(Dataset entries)
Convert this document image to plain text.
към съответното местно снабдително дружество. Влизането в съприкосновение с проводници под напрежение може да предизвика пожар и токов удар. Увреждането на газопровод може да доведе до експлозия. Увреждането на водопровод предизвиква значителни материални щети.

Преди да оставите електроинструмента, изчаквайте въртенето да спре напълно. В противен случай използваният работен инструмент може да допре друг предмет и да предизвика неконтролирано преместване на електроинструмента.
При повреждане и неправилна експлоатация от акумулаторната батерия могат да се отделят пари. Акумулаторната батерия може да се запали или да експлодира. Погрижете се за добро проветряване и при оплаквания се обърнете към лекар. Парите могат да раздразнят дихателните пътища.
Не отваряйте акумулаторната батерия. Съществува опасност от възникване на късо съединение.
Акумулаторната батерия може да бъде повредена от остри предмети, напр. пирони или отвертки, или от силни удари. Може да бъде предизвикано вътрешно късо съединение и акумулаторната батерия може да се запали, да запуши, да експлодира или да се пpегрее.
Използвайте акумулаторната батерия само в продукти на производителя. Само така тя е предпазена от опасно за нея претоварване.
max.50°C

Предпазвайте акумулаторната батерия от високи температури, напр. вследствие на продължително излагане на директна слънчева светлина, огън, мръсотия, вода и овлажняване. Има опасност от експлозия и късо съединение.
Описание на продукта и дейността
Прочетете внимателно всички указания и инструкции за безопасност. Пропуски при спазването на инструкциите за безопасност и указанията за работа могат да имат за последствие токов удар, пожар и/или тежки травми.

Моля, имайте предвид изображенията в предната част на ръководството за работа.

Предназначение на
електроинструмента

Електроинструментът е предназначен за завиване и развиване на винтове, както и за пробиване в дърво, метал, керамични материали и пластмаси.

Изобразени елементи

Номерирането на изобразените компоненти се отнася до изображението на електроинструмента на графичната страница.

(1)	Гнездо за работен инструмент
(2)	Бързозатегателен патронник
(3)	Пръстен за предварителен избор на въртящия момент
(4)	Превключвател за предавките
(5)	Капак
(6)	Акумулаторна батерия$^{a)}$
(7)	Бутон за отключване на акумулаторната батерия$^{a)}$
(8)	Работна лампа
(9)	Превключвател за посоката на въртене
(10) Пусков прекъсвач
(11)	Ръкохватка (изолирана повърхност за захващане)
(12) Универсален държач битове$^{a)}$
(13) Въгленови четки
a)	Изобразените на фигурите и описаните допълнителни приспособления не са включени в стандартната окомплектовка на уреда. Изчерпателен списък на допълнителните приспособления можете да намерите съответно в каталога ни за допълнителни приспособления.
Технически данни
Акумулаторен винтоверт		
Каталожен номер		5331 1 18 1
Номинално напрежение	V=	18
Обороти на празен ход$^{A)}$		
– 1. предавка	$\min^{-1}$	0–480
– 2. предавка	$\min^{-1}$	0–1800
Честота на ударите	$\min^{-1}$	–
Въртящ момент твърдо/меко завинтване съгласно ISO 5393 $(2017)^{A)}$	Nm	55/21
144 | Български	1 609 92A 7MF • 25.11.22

*What you have to do:* Reproduce each record shown above without altering a single word.

*Answer to the exercise:*
Convert this document image to plain text.
към съответното местно снабдително дружество. Влизането в съприкосновение с проводници под напрежение може да предизвика пожар и токов удар. Увреждането на газопровод може да доведе до експлозия. Увреждането на водопровод предизвиква значителни материални щети.

Преди да оставите електроинструмента, изчаквайте въртенето да спре напълно. В противен случай използваният работен инструмент може да допре друг предмет и да предизвика неконтролирано преместване на електроинструмента.
При повреждане и неправилна експлоатация от акумулаторната батерия могат да се отделят пари. Акумулаторната батерия може да се запали или да експлодира. Погрижете се за добро проветряване и при оплаквания се обърнете към лекар. Парите могат да раздразнят дихателните пътища.
Не отваряйте акумулаторната батерия. Съществува опасност от възникване на късо съединение.
Акумулаторната батерия може да бъде повредена от остри предмети, напр. пирони или отвертки, или от силни удари. Може да бъде предизвикано вътрешно късо съединение и акумулаторната батерия може да се запали, да запуши, да експлодира или да се пpегрее.
Използвайте акумулаторната батерия само в продукти на производителя. Само така тя е предпазена от опасно за нея претоварване.
max.50°C

Предпазвайте акумулаторната батерия от високи температури, напр. вследствие на продължително излагане на директна слънчева светлина, огън, мръсотия, вода и овлажняване. Има опасност от експлозия и късо съединение.
Описание на продукта и дейността
Прочетете внимателно всички указания и инструкции за безопасност. Пропуски при спазването на инструкциите за безопасност и указанията за работа могат да имат за последствие токов удар, пожар и/или тежки травми.

Моля, имайте предвид изображенията в предната част на ръководството за работа.

Предназначение на
електроинструмента

Електроинструментът е предназначен за завиване и развиване на винтове, както и за пробиване в дърво, метал, керамични материали и пластмаси.

Изобразени елементи

Номерирането на изобразените компоненти се отнася до изображението на електроинструмента на графичната страница.

(1)	Гнездо за работен инструмент
(2)	Бързозатегателен патронник
(3)	Пръстен за предварителен избор на въртящия момент
(4)	Превключвател за предавките
(5)	Капак
(6)	Акумулаторна батерия$^{a)}$
(7)	Бутон за отключване на акумулаторната батерия$^{a)}$
(8)	Работна лампа
(9)	Превключвател за посоката на въртене
(10) Пусков прекъсвач
(11)	Ръкохватка (изолирана повърхност за захващане)
(12) Универсален държач битове$^{a)}$
(13) Въгленови четки
a)	Изобразените на фигурите и описаните допълнителни приспособления не са включени в стандартната окомплектовка на уреда. Изчерпателен списък на допълнителните приспособления можете да намерите съответно в каталога ни за допълнителни приспособления.
Технически данни
Акумулаторен винтоверт		
Каталожен номер		5331 1 18 1
Номинално напрежение	V=	18
Обороти на празен ход$^{A)}$		
– 1. предавка	$\min^{-1}$	0–480
– 2. предавка	$\min^{-1}$	0–1800
Честота на ударите	$\min^{-1}$	–
Въртящ момент твърдо/меко завинтване съгласно ISO 5393 $(2017)^{A)}$	Nm	55/21
144 | Български	1 609 92A 7MF • 25.11.22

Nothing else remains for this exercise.